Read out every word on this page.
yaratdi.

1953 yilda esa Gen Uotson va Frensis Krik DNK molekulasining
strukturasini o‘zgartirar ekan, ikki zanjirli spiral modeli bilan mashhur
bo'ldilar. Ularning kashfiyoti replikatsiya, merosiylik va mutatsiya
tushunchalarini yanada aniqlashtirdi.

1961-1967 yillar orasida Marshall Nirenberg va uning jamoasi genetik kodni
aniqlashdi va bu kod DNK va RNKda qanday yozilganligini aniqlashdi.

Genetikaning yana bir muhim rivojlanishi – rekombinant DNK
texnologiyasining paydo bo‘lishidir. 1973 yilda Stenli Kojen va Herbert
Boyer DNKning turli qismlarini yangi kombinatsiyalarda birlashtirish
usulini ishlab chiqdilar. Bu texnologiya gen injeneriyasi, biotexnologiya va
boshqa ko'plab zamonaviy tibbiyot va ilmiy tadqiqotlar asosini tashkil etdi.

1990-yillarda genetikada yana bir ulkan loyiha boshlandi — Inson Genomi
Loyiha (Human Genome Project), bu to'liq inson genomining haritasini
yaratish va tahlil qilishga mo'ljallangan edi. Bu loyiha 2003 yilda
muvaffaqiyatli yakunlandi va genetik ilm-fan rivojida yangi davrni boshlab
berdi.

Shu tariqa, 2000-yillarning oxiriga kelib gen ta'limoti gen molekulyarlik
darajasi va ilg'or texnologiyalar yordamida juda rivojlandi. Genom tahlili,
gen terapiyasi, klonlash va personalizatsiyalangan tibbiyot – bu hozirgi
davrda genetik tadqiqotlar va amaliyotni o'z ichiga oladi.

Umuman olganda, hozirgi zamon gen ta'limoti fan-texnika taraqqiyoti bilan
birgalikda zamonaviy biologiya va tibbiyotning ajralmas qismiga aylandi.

**What is being asked:**
Please transcribe each of the entries, exactly as written.

**Answer:**
Read out every word on this page.
yaratdi.

1953 yilda esa Gen Uotson va Frensis Krik DNK molekulasining
strukturasini o‘zgartirar ekan, ikki zanjirli spiral modeli bilan mashhur
bo'ldilar. Ularning kashfiyoti replikatsiya, merosiylik va mutatsiya
tushunchalarini yanada aniqlashtirdi.

1961-1967 yillar orasida Marshall Nirenberg va uning jamoasi genetik kodni
aniqlashdi va bu kod DNK va RNKda qanday yozilganligini aniqlashdi.

Genetikaning yana bir muhim rivojlanishi – rekombinant DNK
texnologiyasining paydo bo‘lishidir. 1973 yilda Stenli Kojen va Herbert
Boyer DNKning turli qismlarini yangi kombinatsiyalarda birlashtirish
usulini ishlab chiqdilar. Bu texnologiya gen injeneriyasi, biotexnologiya va
boshqa ko'plab zamonaviy tibbiyot va ilmiy tadqiqotlar asosini tashkil etdi.

1990-yillarda genetikada yana bir ulkan loyiha boshlandi — Inson Genomi
Loyiha (Human Genome Project), bu to'liq inson genomining haritasini
yaratish va tahlil qilishga mo'ljallangan edi. Bu loyiha 2003 yilda
muvaffaqiyatli yakunlandi va genetik ilm-fan rivojida yangi davrni boshlab
berdi.

Shu tariqa, 2000-yillarning oxiriga kelib gen ta'limoti gen molekulyarlik
darajasi va ilg'or texnologiyalar yordamida juda rivojlandi. Genom tahlili,
gen terapiyasi, klonlash va personalizatsiyalangan tibbiyot – bu hozirgi
davrda genetik tadqiqotlar va amaliyotni o'z ichiga oladi.

Umuman olganda, hozirgi zamon gen ta'limoti fan-texnika taraqqiyoti bilan
birgalikda zamonaviy biologiya va tibbiyotning ajralmas qismiga aylandi.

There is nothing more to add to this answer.